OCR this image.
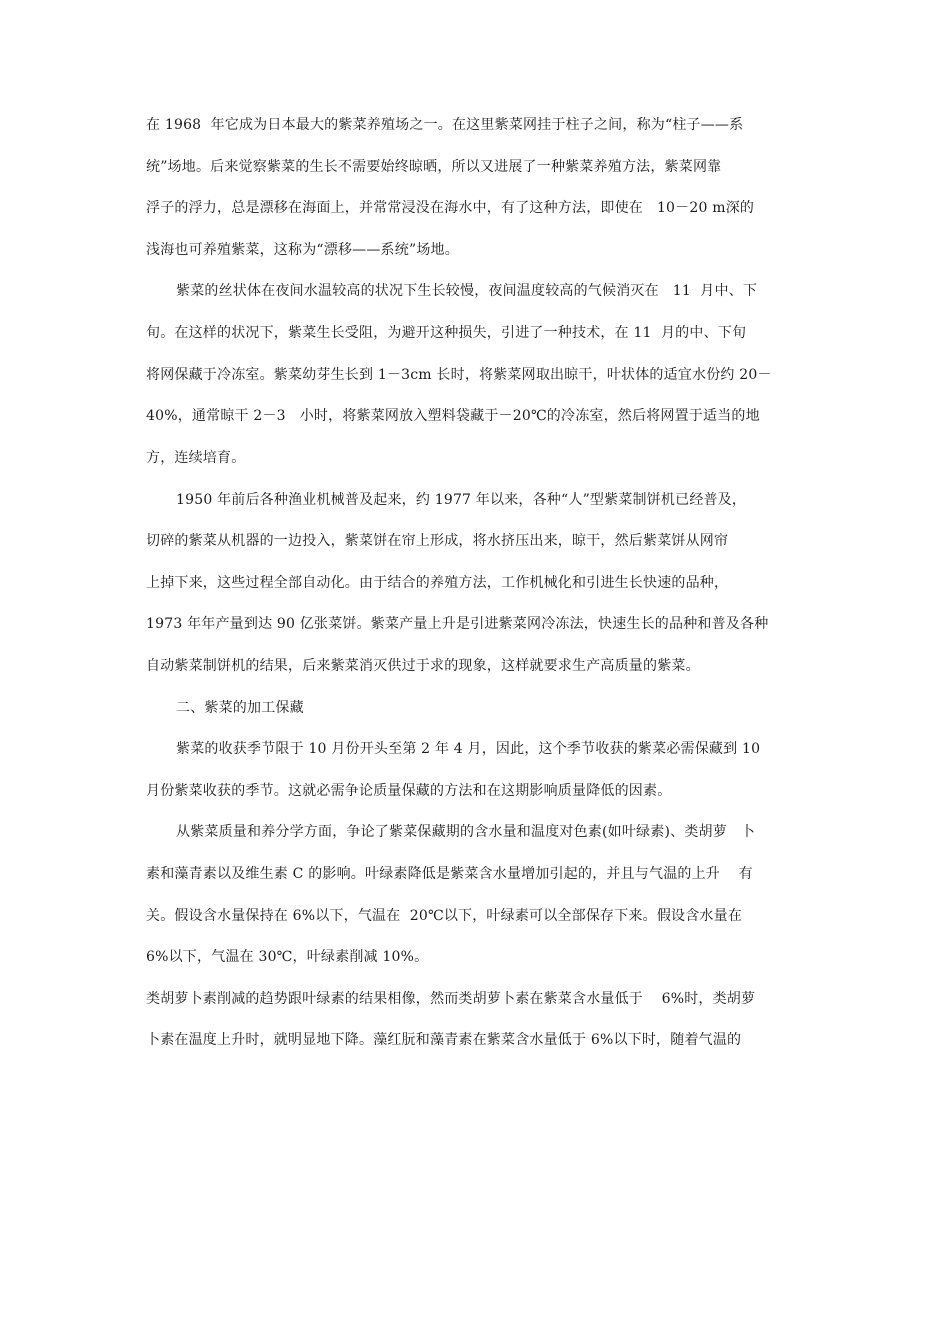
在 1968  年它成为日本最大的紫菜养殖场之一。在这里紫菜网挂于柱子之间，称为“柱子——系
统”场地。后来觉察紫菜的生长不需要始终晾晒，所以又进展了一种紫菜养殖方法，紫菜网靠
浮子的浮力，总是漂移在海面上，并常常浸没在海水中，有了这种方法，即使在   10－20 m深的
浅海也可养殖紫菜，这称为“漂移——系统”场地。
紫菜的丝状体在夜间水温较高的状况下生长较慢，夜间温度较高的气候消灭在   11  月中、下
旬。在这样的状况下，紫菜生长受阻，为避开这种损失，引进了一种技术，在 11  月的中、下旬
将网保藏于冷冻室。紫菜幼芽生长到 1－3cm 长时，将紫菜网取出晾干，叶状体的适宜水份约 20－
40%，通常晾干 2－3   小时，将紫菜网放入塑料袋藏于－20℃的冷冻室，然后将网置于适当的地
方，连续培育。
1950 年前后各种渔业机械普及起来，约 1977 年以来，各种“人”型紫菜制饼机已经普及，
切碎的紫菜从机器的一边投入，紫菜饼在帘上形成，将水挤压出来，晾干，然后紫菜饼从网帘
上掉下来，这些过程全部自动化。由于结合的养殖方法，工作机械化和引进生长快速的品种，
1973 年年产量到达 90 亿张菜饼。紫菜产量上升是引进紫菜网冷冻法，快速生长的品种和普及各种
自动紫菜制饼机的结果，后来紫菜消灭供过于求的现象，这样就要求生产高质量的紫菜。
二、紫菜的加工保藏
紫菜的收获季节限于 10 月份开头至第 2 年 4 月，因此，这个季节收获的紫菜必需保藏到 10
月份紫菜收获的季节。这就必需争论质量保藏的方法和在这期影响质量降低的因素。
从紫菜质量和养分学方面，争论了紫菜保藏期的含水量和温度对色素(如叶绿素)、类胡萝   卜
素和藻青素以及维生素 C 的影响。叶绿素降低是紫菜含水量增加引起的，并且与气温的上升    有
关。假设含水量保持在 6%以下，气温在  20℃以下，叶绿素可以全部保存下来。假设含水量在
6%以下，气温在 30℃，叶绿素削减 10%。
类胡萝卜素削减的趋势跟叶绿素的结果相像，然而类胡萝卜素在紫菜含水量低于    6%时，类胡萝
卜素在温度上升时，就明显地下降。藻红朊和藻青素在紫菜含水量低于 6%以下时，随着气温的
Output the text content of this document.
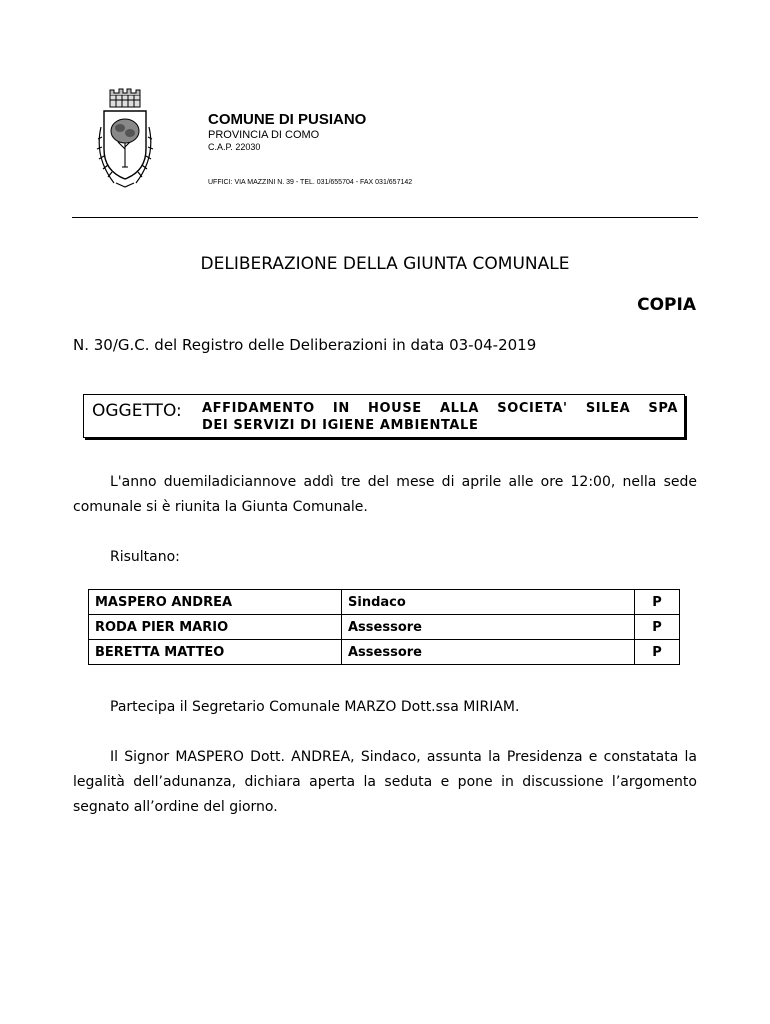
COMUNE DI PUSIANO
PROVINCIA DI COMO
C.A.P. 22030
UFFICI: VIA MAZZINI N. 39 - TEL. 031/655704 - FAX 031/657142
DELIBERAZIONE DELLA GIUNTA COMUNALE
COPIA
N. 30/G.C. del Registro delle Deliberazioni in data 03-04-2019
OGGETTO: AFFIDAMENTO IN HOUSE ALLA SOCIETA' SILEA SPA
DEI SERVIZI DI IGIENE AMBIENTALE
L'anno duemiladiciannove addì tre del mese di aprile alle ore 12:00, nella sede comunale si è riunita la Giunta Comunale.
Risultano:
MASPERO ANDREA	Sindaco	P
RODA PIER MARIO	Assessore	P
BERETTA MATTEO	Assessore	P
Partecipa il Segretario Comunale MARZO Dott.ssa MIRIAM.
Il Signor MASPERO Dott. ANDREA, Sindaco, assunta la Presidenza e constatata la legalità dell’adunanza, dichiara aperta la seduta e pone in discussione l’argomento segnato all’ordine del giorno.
--
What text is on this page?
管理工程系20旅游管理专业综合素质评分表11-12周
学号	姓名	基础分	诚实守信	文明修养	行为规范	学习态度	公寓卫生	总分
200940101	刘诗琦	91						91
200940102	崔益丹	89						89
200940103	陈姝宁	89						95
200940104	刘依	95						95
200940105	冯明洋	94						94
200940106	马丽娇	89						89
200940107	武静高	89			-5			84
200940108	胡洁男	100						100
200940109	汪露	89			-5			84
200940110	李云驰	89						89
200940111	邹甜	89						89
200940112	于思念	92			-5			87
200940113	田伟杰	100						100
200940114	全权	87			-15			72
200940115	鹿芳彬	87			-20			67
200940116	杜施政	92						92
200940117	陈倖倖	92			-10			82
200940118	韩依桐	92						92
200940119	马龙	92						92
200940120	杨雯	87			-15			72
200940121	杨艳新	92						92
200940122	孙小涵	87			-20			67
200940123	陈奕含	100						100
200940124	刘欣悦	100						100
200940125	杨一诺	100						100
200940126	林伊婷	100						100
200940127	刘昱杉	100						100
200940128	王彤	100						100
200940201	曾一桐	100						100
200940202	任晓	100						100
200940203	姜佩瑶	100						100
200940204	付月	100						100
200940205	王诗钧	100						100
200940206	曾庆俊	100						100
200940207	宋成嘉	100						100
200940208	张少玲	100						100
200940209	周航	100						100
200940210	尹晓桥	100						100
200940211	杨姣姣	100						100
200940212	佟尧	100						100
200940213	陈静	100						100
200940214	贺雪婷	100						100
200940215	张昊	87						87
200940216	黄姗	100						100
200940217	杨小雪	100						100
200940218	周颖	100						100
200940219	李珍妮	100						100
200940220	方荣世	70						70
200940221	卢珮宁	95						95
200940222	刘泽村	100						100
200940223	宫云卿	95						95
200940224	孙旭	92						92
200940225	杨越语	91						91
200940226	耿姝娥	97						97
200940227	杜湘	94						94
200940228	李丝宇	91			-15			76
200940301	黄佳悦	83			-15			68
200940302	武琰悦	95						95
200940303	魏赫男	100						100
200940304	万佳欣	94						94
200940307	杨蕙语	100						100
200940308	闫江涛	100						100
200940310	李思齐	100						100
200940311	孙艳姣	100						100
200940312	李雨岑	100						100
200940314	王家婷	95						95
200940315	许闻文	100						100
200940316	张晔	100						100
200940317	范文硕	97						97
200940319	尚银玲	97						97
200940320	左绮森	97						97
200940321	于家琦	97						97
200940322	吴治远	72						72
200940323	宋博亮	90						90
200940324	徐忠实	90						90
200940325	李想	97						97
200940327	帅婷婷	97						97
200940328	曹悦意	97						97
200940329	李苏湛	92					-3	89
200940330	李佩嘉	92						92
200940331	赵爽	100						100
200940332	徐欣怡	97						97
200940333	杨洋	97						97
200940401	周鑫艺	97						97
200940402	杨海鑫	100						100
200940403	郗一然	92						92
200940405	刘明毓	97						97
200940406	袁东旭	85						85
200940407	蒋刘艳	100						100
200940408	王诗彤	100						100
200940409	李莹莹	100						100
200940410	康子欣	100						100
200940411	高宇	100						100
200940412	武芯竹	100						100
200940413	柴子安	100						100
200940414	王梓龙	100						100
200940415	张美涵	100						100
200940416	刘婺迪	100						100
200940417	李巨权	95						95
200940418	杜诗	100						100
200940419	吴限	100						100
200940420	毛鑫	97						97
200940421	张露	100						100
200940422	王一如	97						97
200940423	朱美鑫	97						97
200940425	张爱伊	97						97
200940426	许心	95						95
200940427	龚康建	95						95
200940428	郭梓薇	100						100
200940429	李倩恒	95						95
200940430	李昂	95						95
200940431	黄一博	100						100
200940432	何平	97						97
...
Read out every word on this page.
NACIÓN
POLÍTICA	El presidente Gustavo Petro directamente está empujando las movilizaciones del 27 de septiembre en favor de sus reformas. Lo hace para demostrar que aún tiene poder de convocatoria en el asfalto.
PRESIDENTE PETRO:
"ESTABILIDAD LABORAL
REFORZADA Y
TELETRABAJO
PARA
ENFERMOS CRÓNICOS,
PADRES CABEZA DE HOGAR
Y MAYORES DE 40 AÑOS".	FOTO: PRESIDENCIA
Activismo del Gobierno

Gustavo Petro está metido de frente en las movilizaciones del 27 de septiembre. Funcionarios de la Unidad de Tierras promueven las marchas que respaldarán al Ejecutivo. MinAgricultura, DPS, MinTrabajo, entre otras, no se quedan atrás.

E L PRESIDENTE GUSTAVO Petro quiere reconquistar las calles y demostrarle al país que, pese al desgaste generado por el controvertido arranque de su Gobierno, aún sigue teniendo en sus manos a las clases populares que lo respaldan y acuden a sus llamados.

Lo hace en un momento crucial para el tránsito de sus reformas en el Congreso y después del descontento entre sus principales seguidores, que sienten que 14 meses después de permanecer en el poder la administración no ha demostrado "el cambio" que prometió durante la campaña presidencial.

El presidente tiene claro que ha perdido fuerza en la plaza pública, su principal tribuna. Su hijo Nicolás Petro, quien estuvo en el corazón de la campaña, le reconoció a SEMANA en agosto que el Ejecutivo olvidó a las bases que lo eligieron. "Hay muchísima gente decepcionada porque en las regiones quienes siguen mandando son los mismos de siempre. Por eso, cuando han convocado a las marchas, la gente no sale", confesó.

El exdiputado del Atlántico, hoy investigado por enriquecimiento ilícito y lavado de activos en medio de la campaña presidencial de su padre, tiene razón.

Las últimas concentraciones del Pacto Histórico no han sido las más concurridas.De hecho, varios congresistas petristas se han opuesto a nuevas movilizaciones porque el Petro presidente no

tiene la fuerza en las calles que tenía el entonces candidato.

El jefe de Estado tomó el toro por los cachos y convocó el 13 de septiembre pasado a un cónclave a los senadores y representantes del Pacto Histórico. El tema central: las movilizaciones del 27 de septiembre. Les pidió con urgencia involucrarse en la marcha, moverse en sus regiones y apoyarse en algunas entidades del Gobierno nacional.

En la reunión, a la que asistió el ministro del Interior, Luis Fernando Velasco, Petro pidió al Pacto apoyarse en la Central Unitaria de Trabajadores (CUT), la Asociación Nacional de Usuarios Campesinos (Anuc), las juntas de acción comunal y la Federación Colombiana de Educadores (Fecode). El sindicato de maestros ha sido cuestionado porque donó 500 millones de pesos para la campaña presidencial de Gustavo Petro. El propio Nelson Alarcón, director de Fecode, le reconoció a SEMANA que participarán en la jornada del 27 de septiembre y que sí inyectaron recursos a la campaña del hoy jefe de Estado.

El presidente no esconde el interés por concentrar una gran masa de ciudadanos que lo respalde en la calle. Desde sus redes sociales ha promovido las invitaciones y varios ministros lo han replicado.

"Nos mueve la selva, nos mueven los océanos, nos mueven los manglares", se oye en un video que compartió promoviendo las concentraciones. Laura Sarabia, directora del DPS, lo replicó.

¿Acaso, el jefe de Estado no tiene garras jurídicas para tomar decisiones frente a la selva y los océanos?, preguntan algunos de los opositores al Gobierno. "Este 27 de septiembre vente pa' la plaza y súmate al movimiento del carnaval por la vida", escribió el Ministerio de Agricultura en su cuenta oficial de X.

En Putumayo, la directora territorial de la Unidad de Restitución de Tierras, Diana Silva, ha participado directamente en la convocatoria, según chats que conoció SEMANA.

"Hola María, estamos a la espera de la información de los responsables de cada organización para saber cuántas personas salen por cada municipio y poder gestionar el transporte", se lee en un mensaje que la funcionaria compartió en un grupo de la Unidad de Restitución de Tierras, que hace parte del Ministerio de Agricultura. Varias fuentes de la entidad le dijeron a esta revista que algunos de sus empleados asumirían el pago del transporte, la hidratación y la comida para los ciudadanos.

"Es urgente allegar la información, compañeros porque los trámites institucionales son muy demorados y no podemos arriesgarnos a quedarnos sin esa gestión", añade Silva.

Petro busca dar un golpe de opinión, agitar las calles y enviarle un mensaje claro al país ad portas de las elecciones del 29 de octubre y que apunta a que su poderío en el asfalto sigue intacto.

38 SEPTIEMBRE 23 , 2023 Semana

| WHAT NEEDS TO BE DONE |
Keep only those lines of the records that hold "frente", and return them.

| PROBLEM SOLUTION |
Gustavo Petro está metido de frente en las movilizaciones del 27 de septiembre. Funcionarios de la Unidad de Tierras promueven las marchas que respaldarán al Ejecutivo. MinAgricultura, DPS, MinTrabajo, entre otras, no se quedan atrás.
¿Acaso, el jefe de Estado no tiene garras jurídicas para tomar decisiones frente a la selva y los océanos?, preguntan algunos de los opositores al Gobierno. "Este 27 de septiembre vente pa' la plaza y súmate al movimiento del carnaval por la vida", escribió el Ministerio de Agricultura en su cuenta oficial de X.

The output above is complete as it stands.